Page images and their text
----------
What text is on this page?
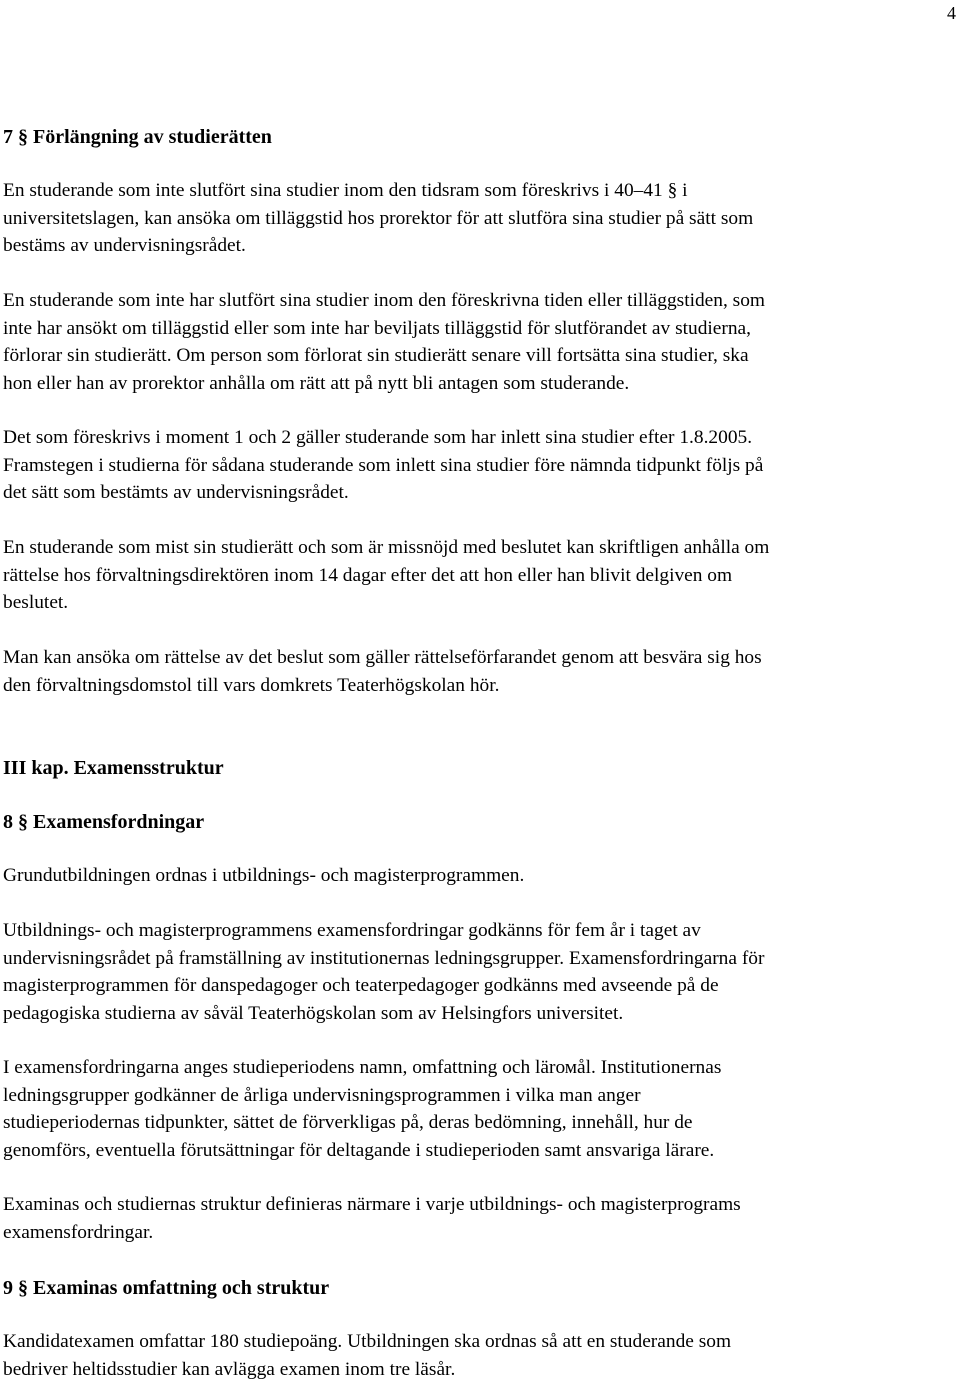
4
7 § Förlängning av studierätten
En studerande som inte slutfört sina studier inom den tidsram som föreskrivs i 40–41 § i
universitetslagen, kan ansöka om tilläggstid hos prorektor för att slutföra sina studier på sätt som
bestäms av undervisningsrådet.
En studerande som inte har slutfört sina studier inom den föreskrivna tiden eller tilläggstiden, som
inte har ansökt om tilläggstid eller som inte har beviljats tilläggstid för slutförandet av studierna,
förlorar sin studierätt. Om person som förlorat sin studierätt senare vill fortsätta sina studier, ska
hon eller han av prorektor anhålla om rätt att på nytt bli antagen som studerande.
Det som föreskrivs i moment 1 och 2 gäller studerande som har inlett sina studier efter 1.8.2005.
Framstegen i studierna för sådana studerande som inlett sina studier före nämnda tidpunkt följs på
det sätt som bestämts av undervisningsrådet.
En studerande som mist sin studierätt och som är missnöjd med beslutet kan skriftligen anhålla om
rättelse hos förvaltningsdirektören inom 14 dagar efter det att hon eller han blivit delgiven om
beslutet.
Man kan ansöka om rättelse av det beslut som gäller rättelseförfarandet genom att besvära sig hos
den förvaltningsdomstol till vars domkrets Teaterhögskolan hör.
III kap. Examensstruktur
8 § Examensfordningar
Grundutbildningen ordnas i utbildnings- och magisterprogrammen.
Utbildnings- och magisterprogrammens examensfordringar godkänns för fem år i taget av
undervisningsrådet på framställning av institutionernas ledningsgrupper. Examensfordringarna för
magisterprogrammen för danspedagoger och teaterpedagoger godkänns med avseende på de
pedagogiska studierna av såväl Teaterhögskolan som av Helsingfors universitet.
I examensfordringarna anges studieperiodens namn, omfattning och lärомål. Institutionernas
ledningsgrupper godkänner de årliga undervisningsprogrammen i vilka man anger
studieperiodernas tidpunkter, sättet de förverkligas på, deras bedömning, innehåll, hur de
genomförs, eventuella förutsättningar för deltagande i studieperioden samt ansvariga lärare.
Examinas och studiernas struktur definieras närmare i varje utbildnings- och magisterprograms
examensfordringar.
9 § Examinas omfattning och struktur
Kandidatexamen omfattar 180 studiepoäng. Utbildningen ska ordnas så att en studerande som
bedriver heltidsstudier kan avlägga examen inom tre läsår.
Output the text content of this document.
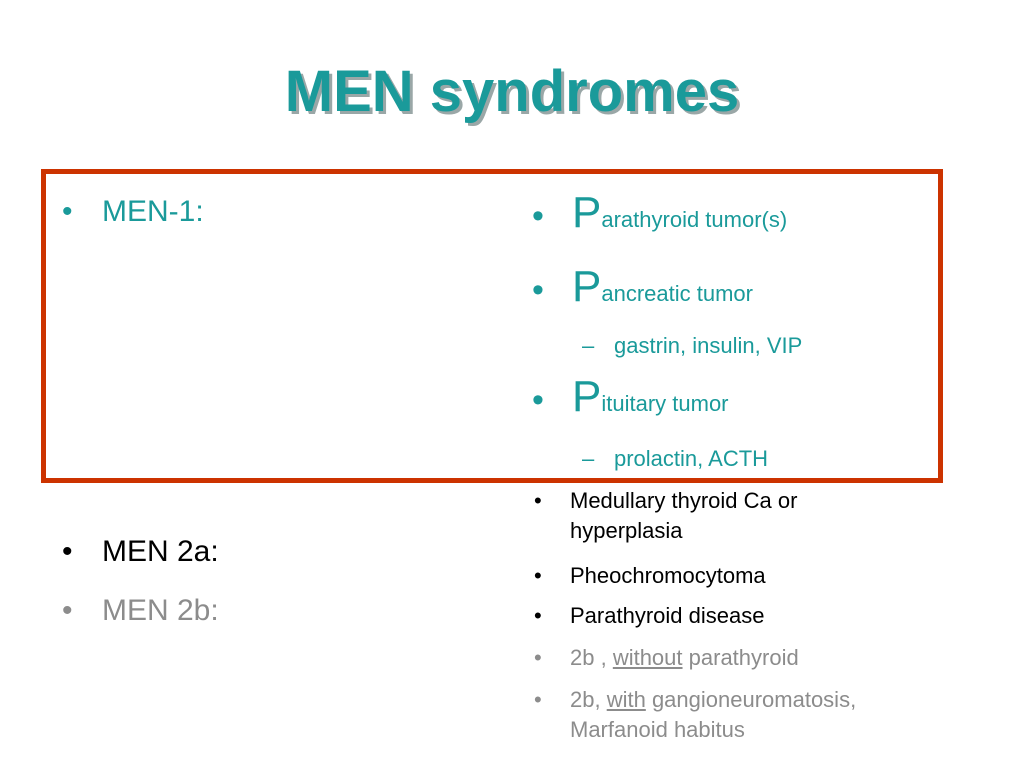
MEN syndromes
• MEN-1:
• MEN 2a:
• MEN 2b:
• Parathyroid tumor(s)
• Pancreatic tumor
– gastrin, insulin, VIP
• Pituitary tumor
– prolactin, ACTH
• Medullary thyroid Ca or hyperplasia
• Pheochromocytoma
• Parathyroid disease
• 2b , without parathyroid
• 2b, with gangioneuromatosis, Marfanoid habitus
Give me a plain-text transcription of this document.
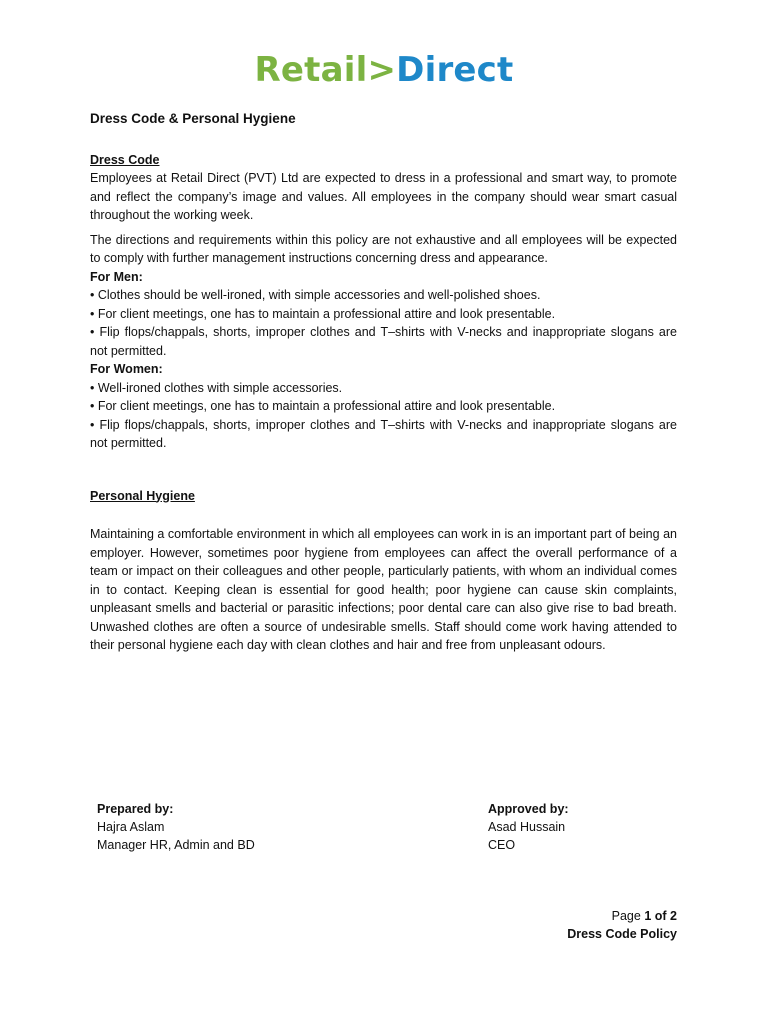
Retail>Direct
Dress Code & Personal Hygiene
Dress Code

Employees at Retail Direct (PVT) Ltd are expected to dress in a professional and smart way, to promote and reflect the company’s image and values. All employees in the company should wear smart casual throughout the working week.

The directions and requirements within this policy are not exhaustive and all employees will be expected to comply with further management instructions concerning dress and appearance.

For Men:
• Clothes should be well-ironed, with simple accessories and well-polished shoes.
• For client meetings, one has to maintain a professional attire and look presentable.
• Flip flops/chappals, shorts, improper clothes and T–shirts with V-necks and inappropriate slogans are not permitted.
For Women:
• Well-ironed clothes with simple accessories.
• For client meetings, one has to maintain a professional attire and look presentable.
• Flip flops/chappals, shorts, improper clothes and T–shirts with V-necks and inappropriate slogans are not permitted.
Personal Hygiene

Maintaining a comfortable environment in which all employees can work in is an important part of being an employer. However, sometimes poor hygiene from employees can affect the overall performance of a team or impact on their colleagues and other people, particularly patients, with whom an individual comes in to contact. Keeping clean is essential for good health; poor hygiene can cause skin complaints, unpleasant smells and bacterial or parasitic infections; poor dental care can also give rise to bad breath. Unwashed clothes are often a source of undesirable smells. Staff should come work having attended to their personal hygiene each day with clean clothes and hair and free from unpleasant odours.

Prepared by:
Hajra Aslam
Manager HR, Admin and BD
Approved by:
Asad Hussain
CEO
Page 1 of 2
Dress Code Policy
----------
Copy every line of the data word for word, omitting the images.

What text is on this page?
4
7 § Förlängning av studierätten
En studerande som inte slutfört sina studier inom den tidsram som föreskrivs i 40–41 § i
universitetslagen, kan ansöka om tilläggstid hos prorektor för att slutföra sina studier på sätt som
bestäms av undervisningsrådet.
En studerande som inte har slutfört sina studier inom den föreskrivna tiden eller tilläggstiden, som
inte har ansökt om tilläggstid eller som inte har beviljats tilläggstid för slutförandet av studierna,
förlorar sin studierätt. Om person som förlorat sin studierätt senare vill fortsätta sina studier, ska
hon eller han av prorektor anhålla om rätt att på nytt bli antagen som studerande.
Det som föreskrivs i moment 1 och 2 gäller studerande som har inlett sina studier efter 1.8.2005.
Framstegen i studierna för sådana studerande som inlett sina studier före nämnda tidpunkt följs på
det sätt som bestämts av undervisningsrådet.
En studerande som mist sin studierätt och som är missnöjd med beslutet kan skriftligen anhålla om
rättelse hos förvaltningsdirektören inom 14 dagar efter det att hon eller han blivit delgiven om
beslutet.
Man kan ansöka om rättelse av det beslut som gäller rättelseförfarandet genom att besvära sig hos
den förvaltningsdomstol till vars domkrets Teaterhögskolan hör.
III kap. Examensstruktur
8 § Examensfordningar
Grundutbildningen ordnas i utbildnings- och magisterprogrammen.
Utbildnings- och magisterprogrammens examensfordringar godkänns för fem år i taget av
undervisningsrådet på framställning av institutionernas ledningsgrupper. Examensfordringarna för
magisterprogrammen för danspedagoger och teaterpedagoger godkänns med avseende på de
pedagogiska studierna av såväl Teaterhögskolan som av Helsingfors universitet.
I examensfordringarna anges studieperiodens namn, omfattning och lärомål. Institutionernas
ledningsgrupper godkänner de årliga undervisningsprogrammen i vilka man anger
studieperiodernas tidpunkter, sättet de förverkligas på, deras bedömning, innehåll, hur de
genomförs, eventuella förutsättningar för deltagande i studieperioden samt ansvariga lärare.
Examinas och studiernas struktur definieras närmare i varje utbildnings- och magisterprograms
examensfordringar.
9 § Examinas omfattning och struktur
Kandidatexamen omfattar 180 studiepoäng. Utbildningen ska ordnas så att en studerande som
bedriver heltidsstudier kan avlägga examen inom tre läsår.
Output the text content of this document.
MEN syndromes
• MEN-1:
• MEN 2a:
• MEN 2b:
• Parathyroid tumor(s)
• Pancreatic tumor
– gastrin, insulin, VIP
• Pituitary tumor
– prolactin, ACTH
• Medullary thyroid Ca or hyperplasia
• Pheochromocytoma
• Parathyroid disease
• 2b , without parathyroid
• 2b, with gangioneuromatosis, Marfanoid habitus
Give me a plain-text transcription of this document.
Retail>Direct
Dress Code & Personal Hygiene
Dress Code

Employees at Retail Direct (PVT) Ltd are expected to dress in a professional and smart way, to promote and reflect the company’s image and values. All employees in the company should wear smart casual throughout the working week.

The directions and requirements within this policy are not exhaustive and all employees will be expected to comply with further management instructions concerning dress and appearance.

For Men:
• Clothes should be well-ironed, with simple accessories and well-polished shoes.
• For client meetings, one has to maintain a professional attire and look presentable.
• Flip flops/chappals, shorts, improper clothes and T–shirts with V-necks and inappropriate slogans are not permitted.
For Women:
• Well-ironed clothes with simple accessories.
• For client meetings, one has to maintain a professional attire and look presentable.
• Flip flops/chappals, shorts, improper clothes and T–shirts with V-necks and inappropriate slogans are not permitted.
Personal Hygiene

Maintaining a comfortable environment in which all employees can work in is an important part of being an employer. However, sometimes poor hygiene from employees can affect the overall performance of a team or impact on their colleagues and other people, particularly patients, with whom an individual comes in to contact. Keeping clean is essential for good health; poor hygiene can cause skin complaints, unpleasant smells and bacterial or parasitic infections; poor dental care can also give rise to bad breath. Unwashed clothes are often a source of undesirable smells. Staff should come work having attended to their personal hygiene each day with clean clothes and hair and free from unpleasant odours.

Prepared by:
Hajra Aslam
Manager HR, Admin and BD
Approved by:
Asad Hussain
CEO
Page 1 of 2
Dress Code Policy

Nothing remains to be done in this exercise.